# DATA LISTING start

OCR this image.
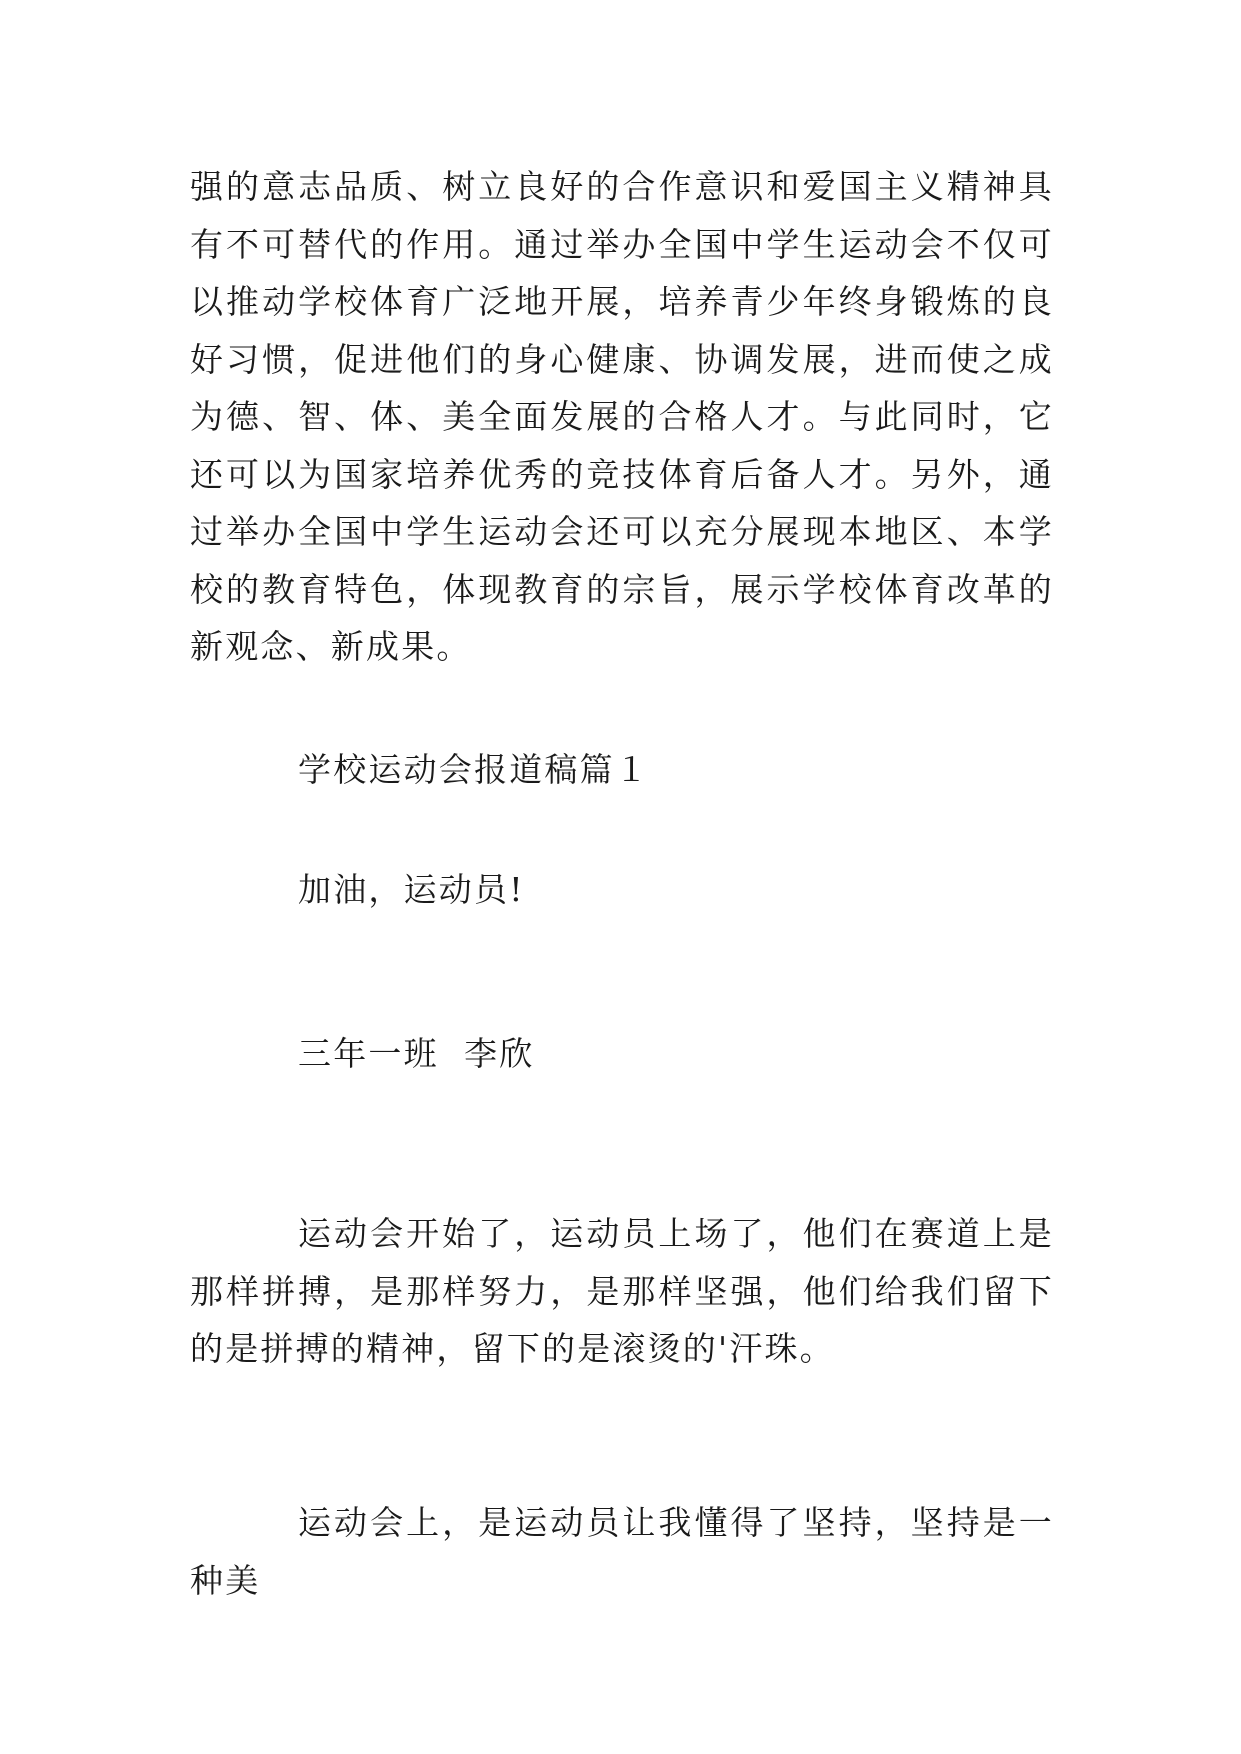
强的意志品质、树立良好的合作意识和爱国主义精神具有不可替代的作用。通过举办全国中学生运动会不仅可以推动学校体育广泛地开展，培养青少年终身锻炼的良好习惯，促进他们的身心健康、协调发展，进而使之成为德、智、体、美全面发展的合格人才。与此同时，它还可以为国家培养优秀的竞技体育后备人才。另外，通过举办全国中学生运动会还可以充分展现本地区、本学校的教育特色，体现教育的宗旨，展示学校体育改革的新观念、新成果。

学校运动会报道稿篇１

加油，运动员!

三年一班  李欣

运动会开始了，运动员上场了，他们在赛道上是那样拼搏，是那样努力，是那样坚强，他们给我们留下的是拼搏的精神，留下的是滚烫的'汗珠。

运动会上，是运动员让我懂得了坚持，坚持是一种美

# DATA LISTING end

» CHALLENGE: Transcribe the listing above verbatim. Omit the pictures.

» CORRECT RESULT:
OCR this image.
强的意志品质、树立良好的合作意识和爱国主义精神具有不可替代的作用。通过举办全国中学生运动会不仅可以推动学校体育广泛地开展，培养青少年终身锻炼的良好习惯，促进他们的身心健康、协调发展，进而使之成为德、智、体、美全面发展的合格人才。与此同时，它还可以为国家培养优秀的竞技体育后备人才。另外，通过举办全国中学生运动会还可以充分展现本地区、本学校的教育特色，体现教育的宗旨，展示学校体育改革的新观念、新成果。

学校运动会报道稿篇１

加油，运动员!

三年一班  李欣

运动会开始了，运动员上场了，他们在赛道上是那样拼搏，是那样努力，是那样坚强，他们给我们留下的是拼搏的精神，留下的是滚烫的'汗珠。

运动会上，是运动员让我懂得了坚持，坚持是一种美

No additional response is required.